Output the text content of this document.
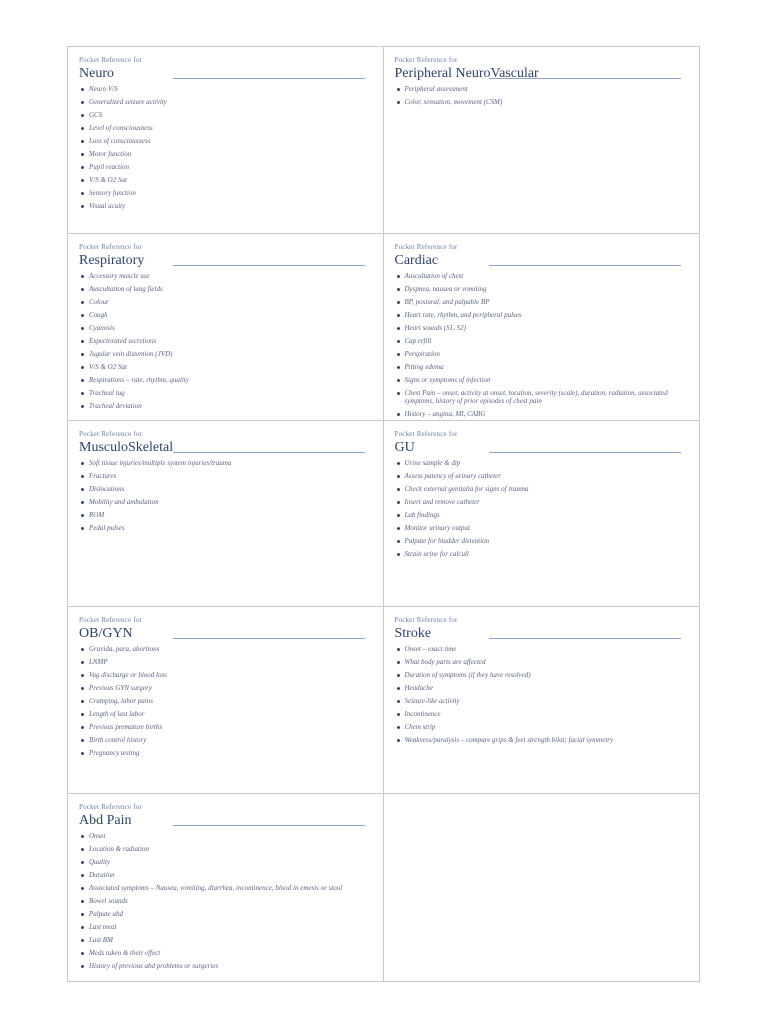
Pocket Reference for
Neuro
Neuro V/S
Generalized seizure activity
GCS
Level of consciousness
Loss of consciousness
Motor function
Pupil reaction
V/S & O2 Sat
Sensory function
Visual acuity
Pocket Reference for
Peripheral NeuroVascular
Peripheral assessment
Color, sensation, movement (CSM)
Pocket Reference for
Respiratory
Accessory muscle use
Auscultation of lung fields
Colour
Cough
Cyanosis
Expectorated secretions
Jugular vein distention (JVD)
V/S & O2 Sat
Respirations – rate, rhythm, quality
Tracheal tug
Tracheal deviation
Pocket Reference for
Cardiac
Auscultation of chest
Dyspnea, nausea or vomiting
BP, postural, and palpable BP
Heart rate, rhythm, and peripheral pulses
Heart sounds (S1, S2)
Cap refill
Perspiration
Pitting edema
Signs or symptoms of infection
Chest Pain – onset, activity at onset, location, severity (scale), duration, radiation, associated symptoms, history of prior episodes of chest pain
History – angina, MI, CABG
Pocket Reference for
MusculoSkeletal
Soft tissue injuries/multiple system injuries/trauma
Fractures
Dislocations
Mobility and ambulation
ROM
Pedal pulses
Pocket Reference for
GU
Urine sample & dip
Assess patency of urinary catheter
Check external genitalia for signs of trauma
Insert and remove catheter
Lab findings
Monitor urinary output
Palpate for bladder distention
Strain urine for calculi
Pocket Reference for
OB/GYN
Gravida, para, abortions
LNMP
Vag discharge or blood loss
Previous GYN surgery
Cramping, labor pains
Length of last labor
Previous premature births
Birth control history
Pregnancy testing
Pocket Reference for
Stroke
Onset – exact time
What body parts are affected
Duration of symptoms (if they have resolved)
Headache
Seizure-like activity
Incontinence
Chem strip
Weakness/paralysis – compare grips & feet strength bilat; facial symmetry
Pocket Reference for
Abd Pain
Onset
Location & radiation
Quality
Duration
Associated symptoms – Nausea, vomiting, diarrhea, incontinence, blood in emesis or stool
Bowel sounds
Palpate abd
Last meal
Last BM
Meds taken & their effect
History of previous abd problems or surgeries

§

WORK TO DO – Output every entry exactly as given; pictures are not part of the copy.

SOLUTION –
Output the text content of this document.
Pocket Reference for
Neuro
Neuro V/S
Generalized seizure activity
GCS
Level of consciousness
Loss of consciousness
Motor function
Pupil reaction
V/S & O2 Sat
Sensory function
Visual acuity
Pocket Reference for
Peripheral NeuroVascular
Peripheral assessment
Color, sensation, movement (CSM)
Pocket Reference for
Respiratory
Accessory muscle use
Auscultation of lung fields
Colour
Cough
Cyanosis
Expectorated secretions
Jugular vein distention (JVD)
V/S & O2 Sat
Respirations – rate, rhythm, quality
Tracheal tug
Tracheal deviation
Pocket Reference for
Cardiac
Auscultation of chest
Dyspnea, nausea or vomiting
BP, postural, and palpable BP
Heart rate, rhythm, and peripheral pulses
Heart sounds (S1, S2)
Cap refill
Perspiration
Pitting edema
Signs or symptoms of infection
Chest Pain – onset, activity at onset, location, severity (scale), duration, radiation, associated symptoms, history of prior episodes of chest pain
History – angina, MI, CABG
Pocket Reference for
MusculoSkeletal
Soft tissue injuries/multiple system injuries/trauma
Fractures
Dislocations
Mobility and ambulation
ROM
Pedal pulses
Pocket Reference for
GU
Urine sample & dip
Assess patency of urinary catheter
Check external genitalia for signs of trauma
Insert and remove catheter
Lab findings
Monitor urinary output
Palpate for bladder distention
Strain urine for calculi
Pocket Reference for
OB/GYN
Gravida, para, abortions
LNMP
Vag discharge or blood loss
Previous GYN surgery
Cramping, labor pains
Length of last labor
Previous premature births
Birth control history
Pregnancy testing
Pocket Reference for
Stroke
Onset – exact time
What body parts are affected
Duration of symptoms (if they have resolved)
Headache
Seizure-like activity
Incontinence
Chem strip
Weakness/paralysis – compare grips & feet strength bilat; facial symmetry
Pocket Reference for
Abd Pain
Onset
Location & radiation
Quality
Duration
Associated symptoms – Nausea, vomiting, diarrhea, incontinence, blood in emesis or stool
Bowel sounds
Palpate abd
Last meal
Last BM
Meds taken & their effect
History of previous abd problems or surgeries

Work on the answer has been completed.